Aim A - Print the listing word for word, from its first line down through the line that contains "bar-1990-low [125, 190, 191, 198]".

Document text -
>> START
Five furniture auction guys were outside as I pulled up to work today. This afternoon, NPR’s signature show, All Things Considered, will broadcast from our soon-to-be-bulldozed headquarters building for the final time. Tomorrow, Weekend Edition Saturday airs from 1111 N. Capitol, our shiny, gorgeous new headquarters in the city’s Northeast quadrant.

Knowing that our landlord plans to demolish this building has led to some brilliant goodbye graffiti on the walls. A stamp that reads “EVERYTHING WILL BE BETTER,” a familiar trope we’ve heard about the new building, shows up in mirrors and stairwells. “You can see people’s inner monologues about the building as you walk down the hallway,” friend Denise said. I’ve been tickled by the creativity and the doodle skills of my colleagues.

Thank you to my friend and former boss Joel for chaperoning me into a shockingly yellow men’s room for a photo. And whoever wrote the descriptions under emergency signs as if they were high art … I think you are a genius. (Click on any image to start the slideshow)

We employees are moving in four phases. I’m here until the bitter end, next Friday. But digital media — the talented folks responsible for our apps and API and design — as well as multimedia, music and some of the newsroom, like the Washington desk, leave this afternoon. Farewell, 635.
>> END
Region annotation records
>> START
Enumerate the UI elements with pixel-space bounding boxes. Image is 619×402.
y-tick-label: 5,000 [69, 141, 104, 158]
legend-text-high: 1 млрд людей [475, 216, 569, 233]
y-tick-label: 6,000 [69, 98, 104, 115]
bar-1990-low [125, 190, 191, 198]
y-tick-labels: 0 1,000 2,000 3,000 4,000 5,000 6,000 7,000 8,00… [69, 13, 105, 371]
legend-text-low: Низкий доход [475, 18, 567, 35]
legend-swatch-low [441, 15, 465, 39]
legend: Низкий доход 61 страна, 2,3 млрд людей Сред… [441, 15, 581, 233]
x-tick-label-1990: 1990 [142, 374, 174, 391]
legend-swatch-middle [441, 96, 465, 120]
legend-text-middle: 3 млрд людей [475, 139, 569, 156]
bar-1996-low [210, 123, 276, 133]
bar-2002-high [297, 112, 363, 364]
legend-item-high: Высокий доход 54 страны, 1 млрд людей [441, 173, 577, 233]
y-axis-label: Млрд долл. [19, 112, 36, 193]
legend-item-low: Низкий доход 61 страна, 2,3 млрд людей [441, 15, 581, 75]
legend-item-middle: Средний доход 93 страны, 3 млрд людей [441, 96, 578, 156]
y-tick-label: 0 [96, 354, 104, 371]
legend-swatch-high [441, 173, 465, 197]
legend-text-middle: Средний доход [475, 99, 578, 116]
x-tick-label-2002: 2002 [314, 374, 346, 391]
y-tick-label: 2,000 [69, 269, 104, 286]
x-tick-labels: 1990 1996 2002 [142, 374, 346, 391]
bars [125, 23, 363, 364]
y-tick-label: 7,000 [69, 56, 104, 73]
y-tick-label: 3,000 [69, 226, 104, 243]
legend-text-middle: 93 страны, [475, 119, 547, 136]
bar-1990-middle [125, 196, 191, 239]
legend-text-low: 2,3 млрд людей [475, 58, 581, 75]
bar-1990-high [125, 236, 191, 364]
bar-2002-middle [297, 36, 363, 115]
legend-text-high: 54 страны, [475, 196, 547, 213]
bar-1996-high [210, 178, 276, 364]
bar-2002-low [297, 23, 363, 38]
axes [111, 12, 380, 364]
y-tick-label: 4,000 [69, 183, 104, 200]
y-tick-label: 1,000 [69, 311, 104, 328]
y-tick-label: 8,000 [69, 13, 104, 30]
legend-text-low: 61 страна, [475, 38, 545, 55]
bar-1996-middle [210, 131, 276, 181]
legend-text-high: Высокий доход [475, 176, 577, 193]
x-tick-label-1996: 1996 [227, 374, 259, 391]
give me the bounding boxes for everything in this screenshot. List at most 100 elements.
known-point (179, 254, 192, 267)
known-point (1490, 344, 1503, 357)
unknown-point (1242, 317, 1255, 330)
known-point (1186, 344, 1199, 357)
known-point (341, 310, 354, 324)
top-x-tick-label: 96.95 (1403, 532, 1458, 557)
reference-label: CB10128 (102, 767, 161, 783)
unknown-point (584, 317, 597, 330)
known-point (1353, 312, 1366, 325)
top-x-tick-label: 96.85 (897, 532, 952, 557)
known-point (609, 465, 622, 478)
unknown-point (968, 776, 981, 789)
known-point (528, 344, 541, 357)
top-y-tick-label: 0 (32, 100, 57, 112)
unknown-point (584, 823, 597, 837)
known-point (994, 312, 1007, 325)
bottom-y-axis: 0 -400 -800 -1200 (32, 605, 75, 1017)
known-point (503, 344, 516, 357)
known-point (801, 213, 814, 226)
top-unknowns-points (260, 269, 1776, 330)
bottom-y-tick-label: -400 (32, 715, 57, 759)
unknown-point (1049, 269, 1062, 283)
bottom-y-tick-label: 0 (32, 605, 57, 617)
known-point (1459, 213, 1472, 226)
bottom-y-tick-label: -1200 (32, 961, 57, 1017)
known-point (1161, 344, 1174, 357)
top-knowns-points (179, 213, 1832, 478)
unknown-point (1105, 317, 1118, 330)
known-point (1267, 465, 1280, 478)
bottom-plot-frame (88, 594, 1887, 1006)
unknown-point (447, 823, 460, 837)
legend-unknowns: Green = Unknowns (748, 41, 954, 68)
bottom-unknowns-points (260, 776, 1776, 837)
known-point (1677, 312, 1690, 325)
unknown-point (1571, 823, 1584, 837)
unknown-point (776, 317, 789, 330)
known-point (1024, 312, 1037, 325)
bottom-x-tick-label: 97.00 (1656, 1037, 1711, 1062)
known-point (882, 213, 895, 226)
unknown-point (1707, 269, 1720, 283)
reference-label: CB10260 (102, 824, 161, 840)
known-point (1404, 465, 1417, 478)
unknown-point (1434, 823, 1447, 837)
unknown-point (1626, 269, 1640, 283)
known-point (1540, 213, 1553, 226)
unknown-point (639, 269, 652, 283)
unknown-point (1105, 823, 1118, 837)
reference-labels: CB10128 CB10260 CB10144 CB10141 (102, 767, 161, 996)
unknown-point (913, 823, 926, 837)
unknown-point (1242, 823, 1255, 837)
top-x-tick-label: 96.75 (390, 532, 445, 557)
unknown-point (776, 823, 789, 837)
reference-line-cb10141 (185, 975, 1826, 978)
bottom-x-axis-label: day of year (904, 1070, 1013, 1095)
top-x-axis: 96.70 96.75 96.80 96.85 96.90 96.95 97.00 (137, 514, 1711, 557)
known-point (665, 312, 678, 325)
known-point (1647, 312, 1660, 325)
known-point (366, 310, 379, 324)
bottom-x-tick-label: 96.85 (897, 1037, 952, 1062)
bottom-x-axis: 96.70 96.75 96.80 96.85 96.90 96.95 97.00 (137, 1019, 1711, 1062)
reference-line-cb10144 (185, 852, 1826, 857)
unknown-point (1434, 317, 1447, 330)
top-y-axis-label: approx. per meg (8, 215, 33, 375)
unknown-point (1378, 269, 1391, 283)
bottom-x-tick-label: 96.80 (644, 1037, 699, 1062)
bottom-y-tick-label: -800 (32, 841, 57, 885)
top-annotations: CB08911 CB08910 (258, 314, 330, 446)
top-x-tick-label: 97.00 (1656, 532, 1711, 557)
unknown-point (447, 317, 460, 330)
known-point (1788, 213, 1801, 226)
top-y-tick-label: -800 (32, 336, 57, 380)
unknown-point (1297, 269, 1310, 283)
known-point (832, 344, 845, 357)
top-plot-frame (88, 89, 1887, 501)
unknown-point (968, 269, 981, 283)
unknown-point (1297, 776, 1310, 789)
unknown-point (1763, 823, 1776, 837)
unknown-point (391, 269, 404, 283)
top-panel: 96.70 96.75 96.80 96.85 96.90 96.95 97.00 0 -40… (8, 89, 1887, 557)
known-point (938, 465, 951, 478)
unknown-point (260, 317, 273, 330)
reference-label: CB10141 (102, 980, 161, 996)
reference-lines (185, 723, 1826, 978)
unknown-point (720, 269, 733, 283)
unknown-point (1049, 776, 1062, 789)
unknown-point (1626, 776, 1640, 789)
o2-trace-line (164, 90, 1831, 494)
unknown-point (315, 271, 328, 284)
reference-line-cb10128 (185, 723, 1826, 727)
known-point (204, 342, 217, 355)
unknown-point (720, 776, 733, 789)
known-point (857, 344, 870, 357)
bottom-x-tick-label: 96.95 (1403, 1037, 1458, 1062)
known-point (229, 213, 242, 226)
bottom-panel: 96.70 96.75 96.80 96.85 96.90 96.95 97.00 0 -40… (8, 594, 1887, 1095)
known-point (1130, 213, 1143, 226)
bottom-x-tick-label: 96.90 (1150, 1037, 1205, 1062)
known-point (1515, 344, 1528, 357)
>> END
Aim B - How would you sum up the NPR headquarters post in two sentences?

Expected output A -
Enumerate the UI elements with pixel-space bounding boxes. Image is 619×402.
y-tick-label: 5,000 [69, 141, 104, 158]
legend-text-high: 1 млрд людей [475, 216, 569, 233]
y-tick-label: 6,000 [69, 98, 104, 115]
bar-1990-low [125, 190, 191, 198]

Expected output B - All Things Considered broadcasts for the final time from NPR's soon-to-be-bulldozed headquarters, and Weekend Edition Saturday airs tomorrow from the new headquarters at 1111 N. Capitol. Staff have covered the old building's walls with goodbye graffiti, and employees are moving in four phases, with digital media, multimedia, music and parts of the newsroom leaving this afternoon.